┏━━

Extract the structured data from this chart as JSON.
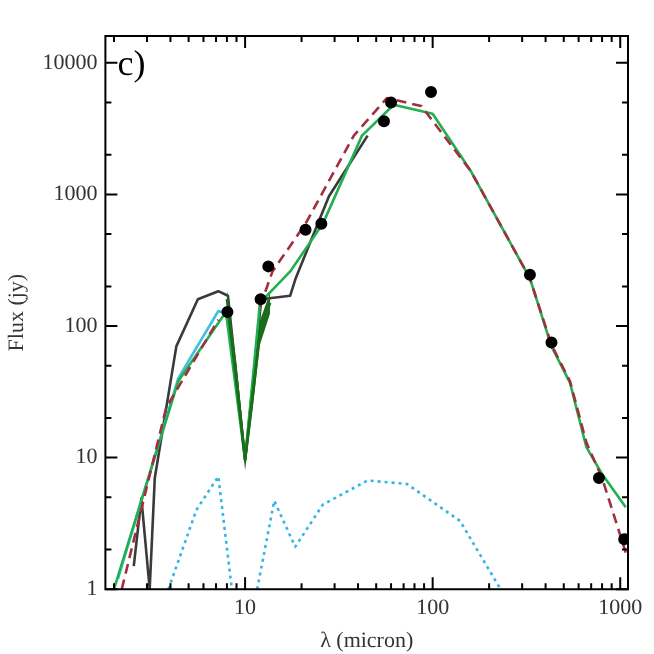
{
  "chart_data": {
    "type": "line",
    "xlabel": "λ (micron)",
    "ylabel": "Flux (jy)",
    "annotations": [
      "c)"
    ],
    "log": "xy",
    "grid": false,
    "legend": false,
    "xlim": [
      1.8,
      1100
    ],
    "ylim": [
      1,
      16000
    ],
    "xticks": [
      {
        "value": 2,
        "label": null
      },
      {
        "value": 3,
        "label": null
      },
      {
        "value": 4,
        "label": null
      },
      {
        "value": 5,
        "label": null
      },
      {
        "value": 6,
        "label": null
      },
      {
        "value": 7,
        "label": null
      },
      {
        "value": 8,
        "label": null
      },
      {
        "value": 9,
        "label": null
      },
      10,
      {
        "value": 20,
        "label": null
      },
      {
        "value": 30,
        "label": null
      },
      {
        "value": 40,
        "label": null
      },
      {
        "value": 50,
        "label": null
      },
      {
        "value": 60,
        "label": null
      },
      {
        "value": 70,
        "label": null
      },
      {
        "value": 80,
        "label": null
      },
      {
        "value": 90,
        "label": null
      },
      100,
      {
        "value": 200,
        "label": null
      },
      {
        "value": 300,
        "label": null
      },
      {
        "value": 400,
        "label": null
      },
      {
        "value": 500,
        "label": null
      },
      {
        "value": 600,
        "label": null
      },
      {
        "value": 700,
        "label": null
      },
      {
        "value": 800,
        "label": null
      },
      {
        "value": 900,
        "label": null
      },
      1000
    ],
    "yticks": [
      1,
      {
        "value": 2,
        "label": null
      },
      {
        "value": 5,
        "label": null
      },
      10,
      {
        "value": 20,
        "label": null
      },
      {
        "value": 50,
        "label": null
      },
      100,
      {
        "value": 200,
        "label": null
      },
      {
        "value": 500,
        "label": null
      },
      1000,
      {
        "value": 2000,
        "label": null
      },
      {
        "value": 5000,
        "label": null
      },
      10000
    ],
    "series": [
      {
        "color": "#3a3a3a",
        "line_style": "solid",
        "marker": "none",
        "x": [
          2.55,
          2.8,
          3.1,
          3.3,
          4.3,
          5.6,
          7.2,
          8.1,
          10,
          12.2,
          17.4,
          18.6,
          23.7,
          28,
          45
        ],
        "values": [
          1.5,
          4.9,
          1,
          7,
          70,
          160,
          184,
          170,
          9.6,
          160,
          170,
          230,
          540,
          970,
          2800
        ]
      },
      {
        "color": "#40c0e0",
        "line_style": "solid",
        "marker": "none",
        "x": [
          2.1,
          4.4,
          7.2,
          7.9
        ],
        "values": [
          1.2,
          40,
          130,
          125
        ]
      },
      {
        "color": "#20b050",
        "line_style": "solid",
        "marker": "none",
        "x": [
          2,
          4.4,
          7.9,
          10,
          12,
          17.4,
          26,
          42,
          62,
          100,
          160,
          330,
          430,
          540,
          660,
          800,
          1070
        ],
        "values": [
          1,
          38,
          128,
          9.6,
          150,
          260,
          600,
          2800,
          4800,
          4100,
          1500,
          230,
          70,
          37,
          12,
          7.5,
          4.2
        ]
      },
      {
        "color": "#a03040",
        "line_style": "dashed",
        "marker": "none",
        "x": [
          2.2,
          3.8,
          7.2,
          10,
          12,
          14,
          21,
          38,
          57,
          87,
          160,
          330,
          430,
          540,
          660,
          800,
          1070
        ],
        "values": [
          1,
          24,
          112,
          null,
          140,
          260,
          600,
          2800,
          5400,
          4700,
          1500,
          230,
          72,
          38,
          13,
          7,
          1.9
        ]
      },
      {
        "color": "#1a6e1a",
        "line_style": "solid",
        "marker": "none",
        "x": [
          8,
          9,
          10,
          11,
          12,
          13.6
        ],
        "values": [
          160,
          40,
          9.6,
          30,
          90,
          150
        ],
        "lower": [
          130,
          30,
          8,
          24,
          72,
          125
        ],
        "upper": [
          190,
          52,
          11.5,
          38,
          110,
          180
        ]
      },
      {
        "color": "#33b5e5",
        "line_style": "dotted",
        "marker": "none",
        "x": [
          3.9,
          5.5,
          7.2,
          8.5,
          9.5,
          11.6,
          14.3,
          18.5,
          26,
          45,
          73,
          140,
          230
        ],
        "values": [
          1,
          4,
          7.2,
          1,
          null,
          1,
          4.7,
          2.1,
          4.4,
          6.7,
          6.3,
          3.3,
          1
        ]
      },
      {
        "type": "scatter",
        "color": "#000000",
        "marker": "circle",
        "x": [
          8.05,
          12.1,
          13.3,
          21,
          25.5,
          55,
          60,
          98,
          330,
          430,
          770,
          1050
        ],
        "values": [
          128,
          160,
          284,
          540,
          600,
          3600,
          5000,
          6000,
          245,
          75,
          7,
          2.4
        ]
      }
    ]
  }
}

┗━━

Instruction » Each line of the material must be retyped exactly, except that images are omitted.

Task answer »
Extract the structured data from this chart as JSON.
{
  "chart_data": {
    "type": "line",
    "xlabel": "λ (micron)",
    "ylabel": "Flux (jy)",
    "annotations": [
      "c)"
    ],
    "log": "xy",
    "grid": false,
    "legend": false,
    "xlim": [
      1.8,
      1100
    ],
    "ylim": [
      1,
      16000
    ],
    "xticks": [
      {
        "value": 2,
        "label": null
      },
      {
        "value": 3,
        "label": null
      },
      {
        "value": 4,
        "label": null
      },
      {
        "value": 5,
        "label": null
      },
      {
        "value": 6,
        "label": null
      },
      {
        "value": 7,
        "label": null
      },
      {
        "value": 8,
        "label": null
      },
      {
        "value": 9,
        "label": null
      },
      10,
      {
        "value": 20,
        "label": null
      },
      {
        "value": 30,
        "label": null
      },
      {
        "value": 40,
        "label": null
      },
      {
        "value": 50,
        "label": null
      },
      {
        "value": 60,
        "label": null
      },
      {
        "value": 70,
        "label": null
      },
      {
        "value": 80,
        "label": null
      },
      {
        "value": 90,
        "label": null
      },
      100,
      {
        "value": 200,
        "label": null
      },
      {
        "value": 300,
        "label": null
      },
      {
        "value": 400,
        "label": null
      },
      {
        "value": 500,
        "label": null
      },
      {
        "value": 600,
        "label": null
      },
      {
        "value": 700,
        "label": null
      },
      {
        "value": 800,
        "label": null
      },
      {
        "value": 900,
        "label": null
      },
      1000
    ],
    "yticks": [
      1,
      {
        "value": 2,
        "label": null
      },
      {
        "value": 5,
        "label": null
      },
      10,
      {
        "value": 20,
        "label": null
      },
      {
        "value": 50,
        "label": null
      },
      100,
      {
        "value": 200,
        "label": null
      },
      {
        "value": 500,
        "label": null
      },
      1000,
      {
        "value": 2000,
        "label": null
      },
      {
        "value": 5000,
        "label": null
      },
      10000
    ],
    "series": [
      {
        "color": "#3a3a3a",
        "line_style": "solid",
        "marker": "none",
        "x": [
          2.55,
          2.8,
          3.1,
          3.3,
          4.3,
          5.6,
          7.2,
          8.1,
          10,
          12.2,
          17.4,
          18.6,
          23.7,
          28,
          45
        ],
        "values": [
          1.5,
          4.9,
          1,
          7,
          70,
          160,
          184,
          170,
          9.6,
          160,
          170,
          230,
          540,
          970,
          2800
        ]
      },
      {
        "color": "#40c0e0",
        "line_style": "solid",
        "marker": "none",
        "x": [
          2.1,
          4.4,
          7.2,
          7.9
        ],
        "values": [
          1.2,
          40,
          130,
          125
        ]
      },
      {
        "color": "#20b050",
        "line_style": "solid",
        "marker": "none",
        "x": [
          2,
          4.4,
          7.9,
          10,
          12,
          17.4,
          26,
          42,
          62,
          100,
          160,
          330,
          430,
          540,
          660,
          800,
          1070
        ],
        "values": [
          1,
          38,
          128,
          9.6,
          150,
          260,
          600,
          2800,
          4800,
          4100,
          1500,
          230,
          70,
          37,
          12,
          7.5,
          4.2
        ]
      },
      {
        "color": "#a03040",
        "line_style": "dashed",
        "marker": "none",
        "x": [
          2.2,
          3.8,
          7.2,
          10,
          12,
          14,
          21,
          38,
          57,
          87,
          160,
          330,
          430,
          540,
          660,
          800,
          1070
        ],
        "values": [
          1,
          24,
          112,
          null,
          140,
          260,
          600,
          2800,
          5400,
          4700,
          1500,
          230,
          72,
          38,
          13,
          7,
          1.9
        ]
      },
      {
        "color": "#1a6e1a",
        "line_style": "solid",
        "marker": "none",
        "x": [
          8,
          9,
          10,
          11,
          12,
          13.6
        ],
        "values": [
          160,
          40,
          9.6,
          30,
          90,
          150
        ],
        "lower": [
          130,
          30,
          8,
          24,
          72,
          125
        ],
        "upper": [
          190,
          52,
          11.5,
          38,
          110,
          180
        ]
      },
      {
        "color": "#33b5e5",
        "line_style": "dotted",
        "marker": "none",
        "x": [
          3.9,
          5.5,
          7.2,
          8.5,
          9.5,
          11.6,
          14.3,
          18.5,
          26,
          45,
          73,
          140,
          230
        ],
        "values": [
          1,
          4,
          7.2,
          1,
          null,
          1,
          4.7,
          2.1,
          4.4,
          6.7,
          6.3,
          3.3,
          1
        ]
      },
      {
        "type": "scatter",
        "color": "#000000",
        "marker": "circle",
        "x": [
          8.05,
          12.1,
          13.3,
          21,
          25.5,
          55,
          60,
          98,
          330,
          430,
          770,
          1050
        ],
        "values": [
          128,
          160,
          284,
          540,
          600,
          3600,
          5000,
          6000,
          245,
          75,
          7,
          2.4
        ]
      }
    ]
  }
}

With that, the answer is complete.